▸ Aim:
The entries need to be copied exactly.

++++ Rows ++++

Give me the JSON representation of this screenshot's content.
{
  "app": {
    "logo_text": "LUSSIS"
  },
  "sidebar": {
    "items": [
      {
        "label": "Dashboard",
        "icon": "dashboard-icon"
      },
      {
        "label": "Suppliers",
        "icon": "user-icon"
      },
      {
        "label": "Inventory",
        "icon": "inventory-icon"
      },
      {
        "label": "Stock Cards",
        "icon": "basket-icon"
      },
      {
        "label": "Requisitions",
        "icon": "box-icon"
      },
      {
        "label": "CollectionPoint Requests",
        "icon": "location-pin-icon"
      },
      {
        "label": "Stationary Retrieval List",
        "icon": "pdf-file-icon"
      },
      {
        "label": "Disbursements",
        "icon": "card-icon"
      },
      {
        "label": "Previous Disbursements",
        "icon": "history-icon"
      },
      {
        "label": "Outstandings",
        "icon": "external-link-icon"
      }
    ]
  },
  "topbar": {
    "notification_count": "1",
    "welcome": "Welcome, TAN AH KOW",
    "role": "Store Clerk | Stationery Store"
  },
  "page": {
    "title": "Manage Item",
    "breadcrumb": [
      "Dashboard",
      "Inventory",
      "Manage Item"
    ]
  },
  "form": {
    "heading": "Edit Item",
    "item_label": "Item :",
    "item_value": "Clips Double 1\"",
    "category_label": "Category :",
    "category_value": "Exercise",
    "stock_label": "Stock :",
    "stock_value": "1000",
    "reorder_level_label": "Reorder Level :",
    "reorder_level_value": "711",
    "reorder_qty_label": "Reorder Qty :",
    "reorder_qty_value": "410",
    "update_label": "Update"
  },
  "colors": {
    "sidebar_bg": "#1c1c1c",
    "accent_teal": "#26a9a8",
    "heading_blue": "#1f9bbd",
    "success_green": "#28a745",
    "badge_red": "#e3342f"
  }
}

++++

▸ Answer to this problem:
Give me the JSON representation of this screenshot's content.
{
  "app": {
    "logo_text": "LUSSIS"
  },
  "sidebar": {
    "items": [
      {
        "label": "Dashboard",
        "icon": "dashboard-icon"
      },
      {
        "label": "Suppliers",
        "icon": "user-icon"
      },
      {
        "label": "Inventory",
        "icon": "inventory-icon"
      },
      {
        "label": "Stock Cards",
        "icon": "basket-icon"
      },
      {
        "label": "Requisitions",
        "icon": "box-icon"
      },
      {
        "label": "CollectionPoint Requests",
        "icon": "location-pin-icon"
      },
      {
        "label": "Stationary Retrieval List",
        "icon": "pdf-file-icon"
      },
      {
        "label": "Disbursements",
        "icon": "card-icon"
      },
      {
        "label": "Previous Disbursements",
        "icon": "history-icon"
      },
      {
        "label": "Outstandings",
        "icon": "external-link-icon"
      }
    ]
  },
  "topbar": {
    "notification_count": "1",
    "welcome": "Welcome, TAN AH KOW",
    "role": "Store Clerk | Stationery Store"
  },
  "page": {
    "title": "Manage Item",
    "breadcrumb": [
      "Dashboard",
      "Inventory",
      "Manage Item"
    ]
  },
  "form": {
    "heading": "Edit Item",
    "item_label": "Item :",
    "item_value": "Clips Double 1\"",
    "category_label": "Category :",
    "category_value": "Exercise",
    "stock_label": "Stock :",
    "stock_value": "1000",
    "reorder_level_label": "Reorder Level :",
    "reorder_level_value": "711",
    "reorder_qty_label": "Reorder Qty :",
    "reorder_qty_value": "410",
    "update_label": "Update"
  },
  "colors": {
    "sidebar_bg": "#1c1c1c",
    "accent_teal": "#26a9a8",
    "heading_blue": "#1f9bbd",
    "success_green": "#28a745",
    "badge_red": "#e3342f"
  }
}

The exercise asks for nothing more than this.